-- Source material start --

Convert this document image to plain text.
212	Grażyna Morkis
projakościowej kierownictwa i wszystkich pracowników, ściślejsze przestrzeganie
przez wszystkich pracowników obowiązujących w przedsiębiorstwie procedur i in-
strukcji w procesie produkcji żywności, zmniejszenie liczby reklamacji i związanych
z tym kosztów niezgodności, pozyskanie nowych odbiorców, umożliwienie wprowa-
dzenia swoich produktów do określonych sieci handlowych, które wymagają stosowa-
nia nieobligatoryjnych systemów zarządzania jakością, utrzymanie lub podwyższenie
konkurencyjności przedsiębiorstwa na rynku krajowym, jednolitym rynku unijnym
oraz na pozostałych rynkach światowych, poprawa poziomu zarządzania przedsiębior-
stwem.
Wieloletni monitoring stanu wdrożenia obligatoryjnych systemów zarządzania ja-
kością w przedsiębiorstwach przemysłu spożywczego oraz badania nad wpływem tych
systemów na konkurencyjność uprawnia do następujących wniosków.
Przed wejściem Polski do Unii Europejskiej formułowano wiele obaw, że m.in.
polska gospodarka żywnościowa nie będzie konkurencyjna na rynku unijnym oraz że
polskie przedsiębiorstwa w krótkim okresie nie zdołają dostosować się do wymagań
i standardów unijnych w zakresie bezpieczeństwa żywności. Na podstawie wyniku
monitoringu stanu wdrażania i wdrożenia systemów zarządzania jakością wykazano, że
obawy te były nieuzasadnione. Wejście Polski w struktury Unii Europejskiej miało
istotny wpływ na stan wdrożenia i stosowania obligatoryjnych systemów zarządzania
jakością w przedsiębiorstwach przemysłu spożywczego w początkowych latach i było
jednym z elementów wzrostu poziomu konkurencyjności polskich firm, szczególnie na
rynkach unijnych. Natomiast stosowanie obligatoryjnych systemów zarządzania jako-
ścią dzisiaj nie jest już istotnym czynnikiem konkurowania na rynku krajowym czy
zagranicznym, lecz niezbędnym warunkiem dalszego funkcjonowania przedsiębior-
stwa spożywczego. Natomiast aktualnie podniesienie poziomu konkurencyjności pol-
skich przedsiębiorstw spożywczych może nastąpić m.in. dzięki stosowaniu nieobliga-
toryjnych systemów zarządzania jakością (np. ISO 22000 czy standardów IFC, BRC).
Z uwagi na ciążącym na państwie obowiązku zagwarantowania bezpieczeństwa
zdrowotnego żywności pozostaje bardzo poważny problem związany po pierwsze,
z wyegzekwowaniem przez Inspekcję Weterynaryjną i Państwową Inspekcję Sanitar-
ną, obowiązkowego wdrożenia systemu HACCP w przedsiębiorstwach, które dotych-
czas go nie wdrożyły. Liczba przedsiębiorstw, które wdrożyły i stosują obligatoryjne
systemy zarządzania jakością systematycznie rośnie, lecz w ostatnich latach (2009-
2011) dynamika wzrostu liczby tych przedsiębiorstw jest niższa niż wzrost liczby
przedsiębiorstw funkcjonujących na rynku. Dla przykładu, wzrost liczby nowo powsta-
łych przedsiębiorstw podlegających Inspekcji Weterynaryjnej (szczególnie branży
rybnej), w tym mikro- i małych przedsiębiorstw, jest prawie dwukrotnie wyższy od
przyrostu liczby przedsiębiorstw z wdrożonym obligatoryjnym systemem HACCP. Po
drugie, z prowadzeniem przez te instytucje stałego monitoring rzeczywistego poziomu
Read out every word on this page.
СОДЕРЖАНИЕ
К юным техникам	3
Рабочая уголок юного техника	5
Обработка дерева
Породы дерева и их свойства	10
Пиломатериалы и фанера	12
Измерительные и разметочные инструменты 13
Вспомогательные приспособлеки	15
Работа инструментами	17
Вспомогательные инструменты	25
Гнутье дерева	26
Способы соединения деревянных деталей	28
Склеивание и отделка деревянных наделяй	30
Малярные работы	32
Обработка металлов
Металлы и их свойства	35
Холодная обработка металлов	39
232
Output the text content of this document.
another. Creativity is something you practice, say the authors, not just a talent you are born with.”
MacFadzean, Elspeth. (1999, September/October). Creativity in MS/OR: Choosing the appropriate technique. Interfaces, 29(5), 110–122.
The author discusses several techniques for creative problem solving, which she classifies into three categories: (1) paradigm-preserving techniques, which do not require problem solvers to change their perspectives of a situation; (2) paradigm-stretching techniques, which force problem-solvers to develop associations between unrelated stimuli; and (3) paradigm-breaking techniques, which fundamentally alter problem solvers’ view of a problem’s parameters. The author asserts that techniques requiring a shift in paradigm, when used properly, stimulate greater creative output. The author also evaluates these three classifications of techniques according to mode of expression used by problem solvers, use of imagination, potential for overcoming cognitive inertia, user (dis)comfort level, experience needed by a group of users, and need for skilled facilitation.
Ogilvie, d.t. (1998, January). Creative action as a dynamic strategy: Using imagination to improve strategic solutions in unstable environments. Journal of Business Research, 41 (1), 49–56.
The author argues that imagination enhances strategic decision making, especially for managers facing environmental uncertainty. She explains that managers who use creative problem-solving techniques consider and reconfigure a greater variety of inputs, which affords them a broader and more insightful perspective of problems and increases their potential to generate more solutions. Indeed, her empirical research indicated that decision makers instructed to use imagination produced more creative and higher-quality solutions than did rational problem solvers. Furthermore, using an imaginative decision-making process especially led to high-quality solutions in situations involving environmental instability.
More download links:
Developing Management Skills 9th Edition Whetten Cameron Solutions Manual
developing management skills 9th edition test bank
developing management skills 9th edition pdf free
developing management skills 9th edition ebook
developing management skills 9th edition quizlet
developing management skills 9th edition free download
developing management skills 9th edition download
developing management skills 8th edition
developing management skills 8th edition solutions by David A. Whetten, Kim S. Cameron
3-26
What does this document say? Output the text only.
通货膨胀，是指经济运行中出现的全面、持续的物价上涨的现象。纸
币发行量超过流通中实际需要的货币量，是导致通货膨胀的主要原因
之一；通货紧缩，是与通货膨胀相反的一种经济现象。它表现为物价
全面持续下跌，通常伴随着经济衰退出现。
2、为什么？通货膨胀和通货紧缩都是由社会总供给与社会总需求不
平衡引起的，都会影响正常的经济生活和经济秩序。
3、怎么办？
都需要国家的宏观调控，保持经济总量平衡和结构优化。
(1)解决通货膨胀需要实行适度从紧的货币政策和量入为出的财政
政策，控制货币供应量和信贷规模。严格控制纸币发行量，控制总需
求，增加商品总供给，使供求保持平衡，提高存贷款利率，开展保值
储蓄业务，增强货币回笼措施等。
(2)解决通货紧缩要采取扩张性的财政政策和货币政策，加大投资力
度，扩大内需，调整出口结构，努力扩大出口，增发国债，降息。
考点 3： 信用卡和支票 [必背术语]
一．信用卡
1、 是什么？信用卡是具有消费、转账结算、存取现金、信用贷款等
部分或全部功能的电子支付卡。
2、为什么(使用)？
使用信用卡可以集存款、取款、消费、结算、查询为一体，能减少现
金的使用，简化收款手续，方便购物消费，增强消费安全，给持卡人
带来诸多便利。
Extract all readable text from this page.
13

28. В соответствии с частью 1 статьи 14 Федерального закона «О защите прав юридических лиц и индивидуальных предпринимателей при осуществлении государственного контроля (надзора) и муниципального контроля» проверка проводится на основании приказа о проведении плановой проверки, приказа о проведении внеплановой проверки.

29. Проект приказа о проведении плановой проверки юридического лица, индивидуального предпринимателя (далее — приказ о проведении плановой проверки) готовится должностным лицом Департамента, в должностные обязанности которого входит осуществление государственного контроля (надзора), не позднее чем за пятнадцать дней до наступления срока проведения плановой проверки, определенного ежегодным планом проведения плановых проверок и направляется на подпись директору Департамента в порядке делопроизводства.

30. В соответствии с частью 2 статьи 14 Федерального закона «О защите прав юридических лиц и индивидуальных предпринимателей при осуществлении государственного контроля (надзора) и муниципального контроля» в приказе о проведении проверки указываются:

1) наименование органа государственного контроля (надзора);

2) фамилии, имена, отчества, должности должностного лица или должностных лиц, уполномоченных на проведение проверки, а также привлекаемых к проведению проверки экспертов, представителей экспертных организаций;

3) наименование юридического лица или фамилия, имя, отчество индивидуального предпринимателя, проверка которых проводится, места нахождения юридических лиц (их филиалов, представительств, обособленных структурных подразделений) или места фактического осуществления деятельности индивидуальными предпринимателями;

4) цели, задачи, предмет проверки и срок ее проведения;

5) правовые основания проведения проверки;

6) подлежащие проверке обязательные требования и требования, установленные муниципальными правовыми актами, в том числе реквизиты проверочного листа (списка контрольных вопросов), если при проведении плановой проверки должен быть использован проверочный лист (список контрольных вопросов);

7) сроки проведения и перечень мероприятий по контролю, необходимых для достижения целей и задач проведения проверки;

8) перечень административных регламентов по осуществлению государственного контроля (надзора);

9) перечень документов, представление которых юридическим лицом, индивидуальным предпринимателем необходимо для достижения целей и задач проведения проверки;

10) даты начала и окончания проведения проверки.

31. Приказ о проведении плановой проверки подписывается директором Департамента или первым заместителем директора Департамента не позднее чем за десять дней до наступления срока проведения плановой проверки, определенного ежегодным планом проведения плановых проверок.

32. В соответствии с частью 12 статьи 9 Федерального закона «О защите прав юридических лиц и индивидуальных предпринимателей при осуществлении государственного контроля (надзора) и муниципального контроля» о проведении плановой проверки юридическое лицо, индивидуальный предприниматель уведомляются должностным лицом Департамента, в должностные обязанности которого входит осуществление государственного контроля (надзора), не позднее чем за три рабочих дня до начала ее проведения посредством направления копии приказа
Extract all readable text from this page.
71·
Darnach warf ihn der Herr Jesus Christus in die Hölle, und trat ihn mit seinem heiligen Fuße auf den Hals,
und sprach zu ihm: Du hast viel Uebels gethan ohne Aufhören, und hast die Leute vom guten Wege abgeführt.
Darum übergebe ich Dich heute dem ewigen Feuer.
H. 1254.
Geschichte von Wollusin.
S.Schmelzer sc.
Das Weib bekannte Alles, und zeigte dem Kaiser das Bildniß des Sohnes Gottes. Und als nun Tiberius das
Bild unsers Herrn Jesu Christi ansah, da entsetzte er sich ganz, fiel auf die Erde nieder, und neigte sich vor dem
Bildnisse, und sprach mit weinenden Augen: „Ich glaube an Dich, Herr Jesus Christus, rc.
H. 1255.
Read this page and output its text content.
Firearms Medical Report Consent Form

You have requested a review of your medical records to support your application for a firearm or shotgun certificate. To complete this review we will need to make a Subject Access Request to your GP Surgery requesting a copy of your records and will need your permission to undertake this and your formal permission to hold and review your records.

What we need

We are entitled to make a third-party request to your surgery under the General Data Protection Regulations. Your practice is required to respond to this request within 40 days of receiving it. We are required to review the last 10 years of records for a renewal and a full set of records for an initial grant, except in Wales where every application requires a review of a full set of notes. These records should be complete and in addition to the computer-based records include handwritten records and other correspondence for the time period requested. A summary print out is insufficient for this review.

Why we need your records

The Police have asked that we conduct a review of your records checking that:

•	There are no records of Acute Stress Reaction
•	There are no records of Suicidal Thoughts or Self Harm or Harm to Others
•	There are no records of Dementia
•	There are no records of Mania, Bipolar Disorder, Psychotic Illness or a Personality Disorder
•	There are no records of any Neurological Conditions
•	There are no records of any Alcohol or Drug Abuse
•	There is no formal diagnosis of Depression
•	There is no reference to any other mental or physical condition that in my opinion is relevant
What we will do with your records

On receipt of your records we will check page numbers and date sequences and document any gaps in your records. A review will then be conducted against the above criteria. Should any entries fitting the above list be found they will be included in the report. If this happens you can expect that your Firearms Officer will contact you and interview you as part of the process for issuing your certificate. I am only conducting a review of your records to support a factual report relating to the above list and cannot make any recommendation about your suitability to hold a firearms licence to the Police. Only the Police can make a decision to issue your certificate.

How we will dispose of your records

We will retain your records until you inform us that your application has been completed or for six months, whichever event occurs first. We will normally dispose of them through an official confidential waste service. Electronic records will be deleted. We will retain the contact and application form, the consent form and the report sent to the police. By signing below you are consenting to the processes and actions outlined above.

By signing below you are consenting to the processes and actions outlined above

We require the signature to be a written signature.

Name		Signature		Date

-- Source material end --

- _Stated exercise_: Look through the data and gather every line with the string "hold" in it.

- _Solution below_:
You have requested a review of your medical records to support your application for a firearm or shotgun certificate. To complete this review we will need to make a Subject Access Request to your GP Surgery requesting a copy of your records and will need your permission to undertake this and your formal permission to hold and review your records.
On receipt of your records we will check page numbers and date sequences and document any gaps in your records. A review will then be conducted against the above criteria. Should any entries fitting the above list be found they will be included in the report. If this happens you can expect that your Firearms Officer will contact you and interview you as part of the process for issuing your certificate. I am only conducting a review of your records to support a factual report relating to the above list and cannot make any recommendation about your suitability to hold a firearms licence to the Police. Only the Police can make a decision to issue your certificate.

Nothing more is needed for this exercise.